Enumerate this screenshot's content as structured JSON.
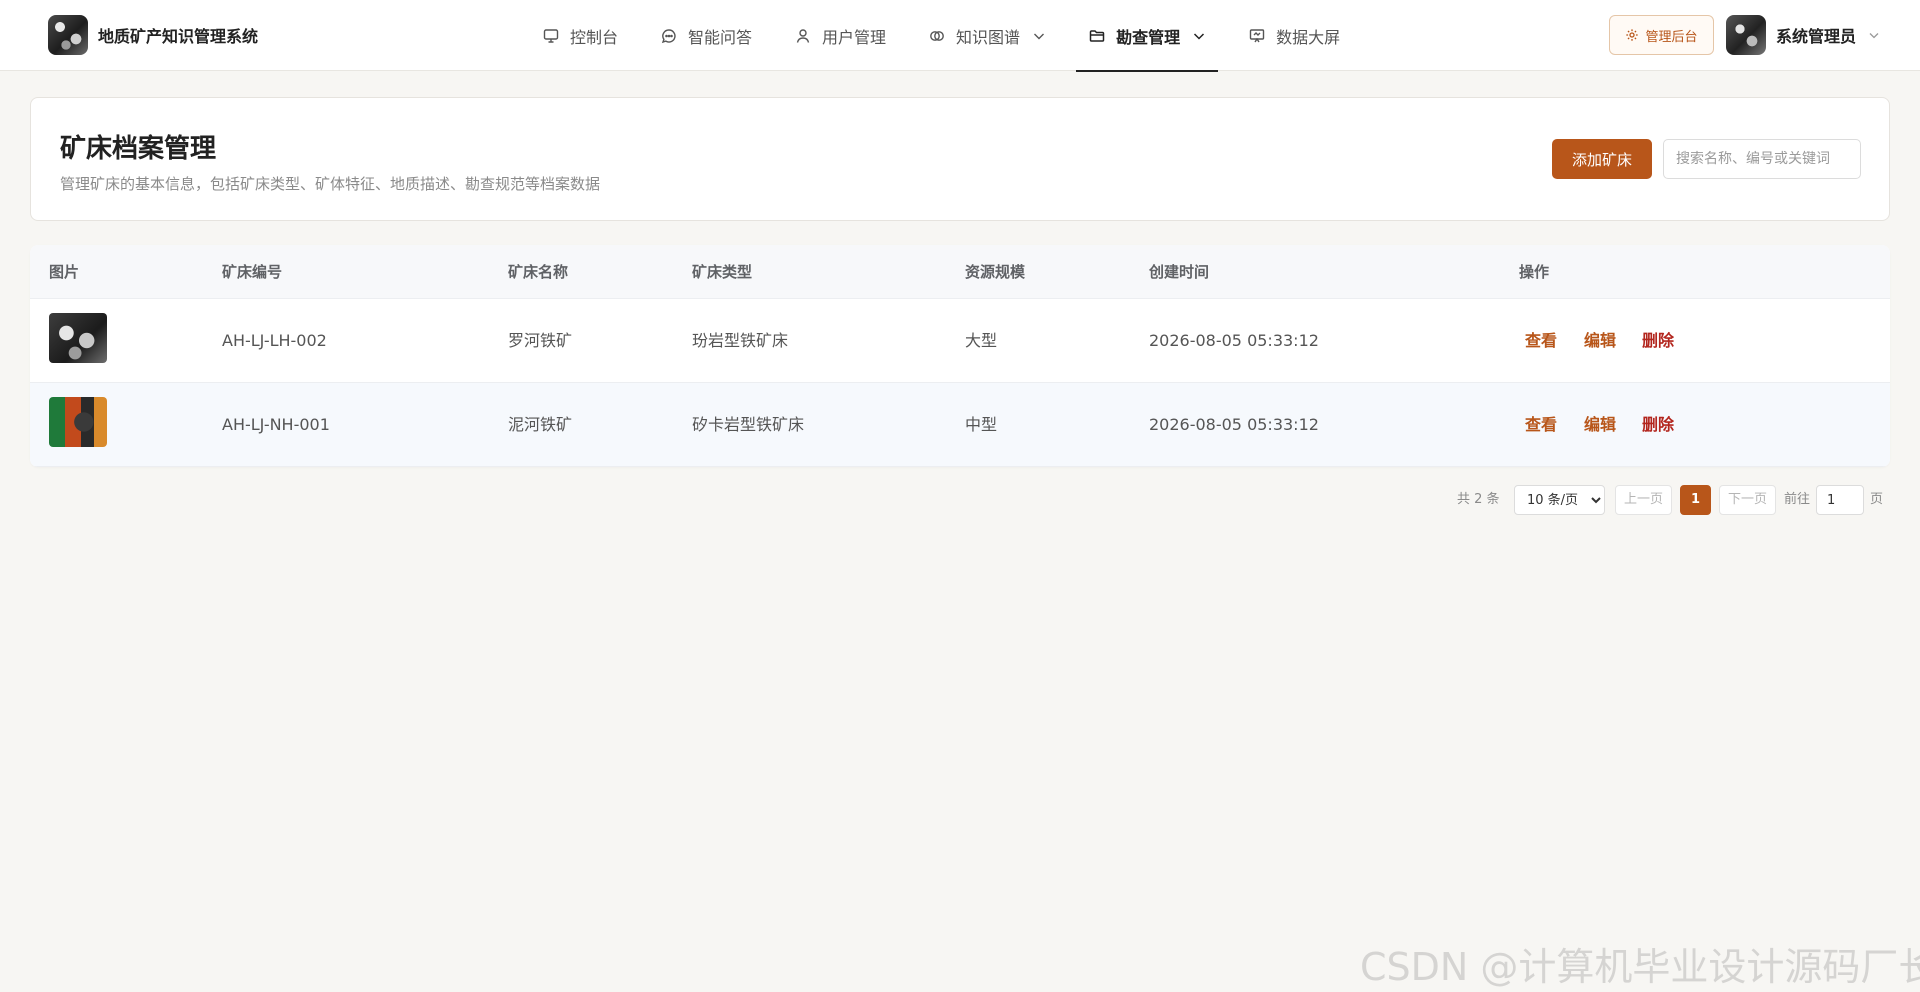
{
  "brand": {
    "name": "地质矿产知识管理系统"
  },
  "nav": {
    "items": [
      {
        "label": "控制台",
        "icon": "monitor-icon"
      },
      {
        "label": "智能问答",
        "icon": "chat-icon"
      },
      {
        "label": "用户管理",
        "icon": "user-icon"
      },
      {
        "label": "知识图谱",
        "icon": "graph-icon",
        "has_dropdown": true
      },
      {
        "label": "勘查管理",
        "icon": "folder-icon",
        "has_dropdown": true,
        "active": true
      },
      {
        "label": "数据大屏",
        "icon": "dashboard-icon"
      }
    ]
  },
  "header": {
    "admin_label": "管理后台",
    "user_name": "系统管理员"
  },
  "page": {
    "title": "矿床档案管理",
    "subtitle": "管理矿床的基本信息，包括矿床类型、矿体特征、地质描述、勘查规范等档案数据",
    "add_button": "添加矿床",
    "search_placeholder": "搜索名称、编号或关键词"
  },
  "table": {
    "columns": [
      "图片",
      "矿床编号",
      "矿床名称",
      "矿床类型",
      "资源规模",
      "创建时间",
      "操作"
    ],
    "rows": [
      {
        "code": "AH-LJ-LH-002",
        "name": "罗河铁矿",
        "type": "玢岩型铁矿床",
        "scale": "大型",
        "created": "2026-08-05 05:33:12"
      },
      {
        "code": "AH-LJ-NH-001",
        "name": "泥河铁矿",
        "type": "矽卡岩型铁矿床",
        "scale": "中型",
        "created": "2026-08-05 05:33:12"
      }
    ],
    "actions": {
      "view": "查看",
      "edit": "编辑",
      "delete": "删除"
    }
  },
  "pagination": {
    "total": "共 2 条",
    "page_size": "10 条/页",
    "prev": "上一页",
    "current": "1",
    "next": "下一页",
    "goto": "前往",
    "goto_value": "1",
    "page_suffix": "页"
  },
  "watermark": "CSDN @计算机毕业设计源码厂长",
  "colors": {
    "accent": "#b8561a",
    "danger": "#b3261e",
    "background": "#f7f6f3"
  }
}
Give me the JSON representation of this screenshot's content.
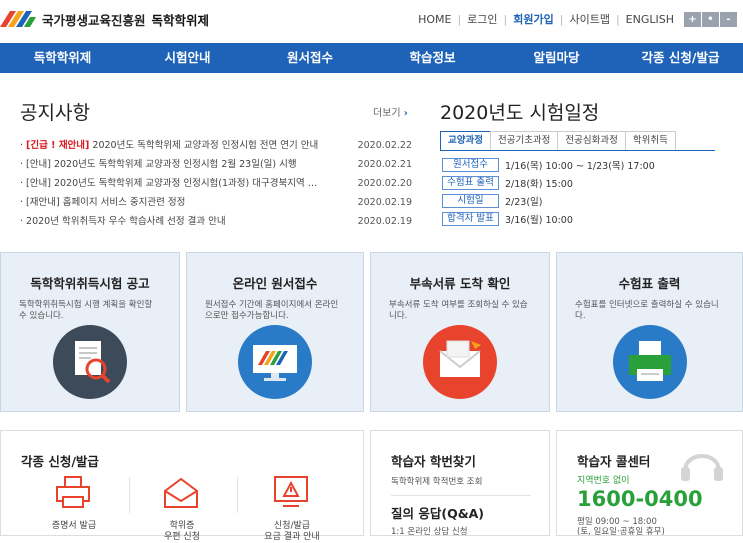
{
  "header": {
    "org_name": "국가평생교육진흥원",
    "site_name": "독학학위제",
    "util_links": [
      "HOME",
      "로그인",
      "회원가입",
      "사이트맵",
      "ENGLISH"
    ],
    "font_controls": [
      "+",
      "•",
      "-"
    ]
  },
  "gnb": [
    "독학학위제",
    "시험안내",
    "원서접수",
    "학습정보",
    "알림마당",
    "각종 신청/발급"
  ],
  "notice": {
    "title": "공지사항",
    "more_label": "더보기",
    "items": [
      {
        "tag": "[긴급 ! 재안내]",
        "text": "2020년도 독학학위제 교양과정 인정시험 전면 연기 안내",
        "date": "2020.02.22"
      },
      {
        "tag": "",
        "text": "[안내] 2020년도 독학학위제 교양과정 인정시험 2월 23일(일) 시행",
        "date": "2020.02.21"
      },
      {
        "tag": "",
        "text": "[안내] 2020년도 독학학위제 교양과정 인정시험(1과정) 대구경북지역 …",
        "date": "2020.02.20"
      },
      {
        "tag": "",
        "text": "[재안내] 홈페이지 서비스 중지관련 정정",
        "date": "2020.02.19"
      },
      {
        "tag": "",
        "text": "2020년 학위취득자 우수 학습사례 선정 결과 안내",
        "date": "2020.02.19"
      }
    ]
  },
  "schedule": {
    "title": "2020년도 시험일정",
    "tabs": [
      "교양과정",
      "전공기초과정",
      "전공심화과정",
      "학위취득"
    ],
    "rows": [
      {
        "k": "원서접수",
        "v": "1/16(목) 10:00 ~ 1/23(목) 17:00"
      },
      {
        "k": "수험표 출력",
        "v": "2/18(화) 15:00"
      },
      {
        "k": "시험일",
        "v": "2/23(일)"
      },
      {
        "k": "합격자 발표",
        "v": "3/16(월) 10:00"
      }
    ]
  },
  "cards": [
    {
      "title": "독학학위취득시험 공고",
      "desc": "독학학위취득시험 시행 계획을 확인할 수 있습니다."
    },
    {
      "title": "온라인 원서접수",
      "desc": "원서접수 기간에 홈페이지에서 온라인으로만 접수가능합니다."
    },
    {
      "title": "부속서류 도착 확인",
      "desc": "부속서류 도착 여부를 조회하실 수 있습니다."
    },
    {
      "title": "수험표 출력",
      "desc": "수험표를 인터넷으로 출력하실 수 있습니다."
    }
  ],
  "apply": {
    "title": "각종 신청/발급",
    "items": [
      "증명서 발급",
      "학위증\n우편 신청",
      "신청/발급\n요금 결과 안내"
    ]
  },
  "learner": {
    "title": "학습자 학번찾기",
    "desc": "독학학위제 학적번호 조회",
    "qa_title": "질의 응답(Q&A)",
    "qa_desc": "1:1 온라인 상담 신청"
  },
  "callcenter": {
    "title": "학습자 콜센터",
    "sub": "지역번호 없이",
    "phone": "1600-0400",
    "hours1": "평일 09:00 ~ 18:00",
    "hours2": "(토, 일요일·공휴일 휴무)"
  },
  "colors": {
    "brand": "#1f63b8",
    "urgent": "#d8191f",
    "phone": "#2aa03a"
  }
}
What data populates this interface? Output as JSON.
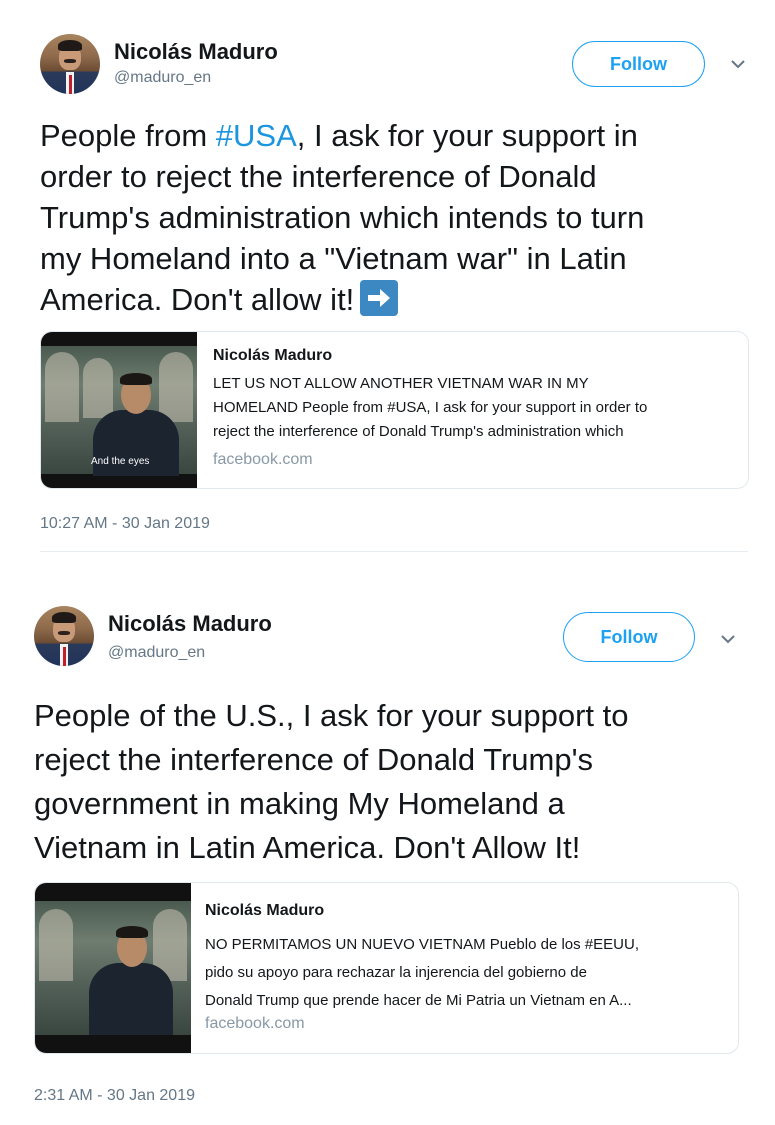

....

(EXERCISE DIRECTIONS): Pick out the lines containing the word "원서접수" and show them.

(WRITTEN RESPONSE):
    "원서접수",
        "k": "원서접수",
      "title": "온라인 원서접수",
      "desc": "원서접수 기간에 홈페이지에서 온라인으로만 접수가능합니다."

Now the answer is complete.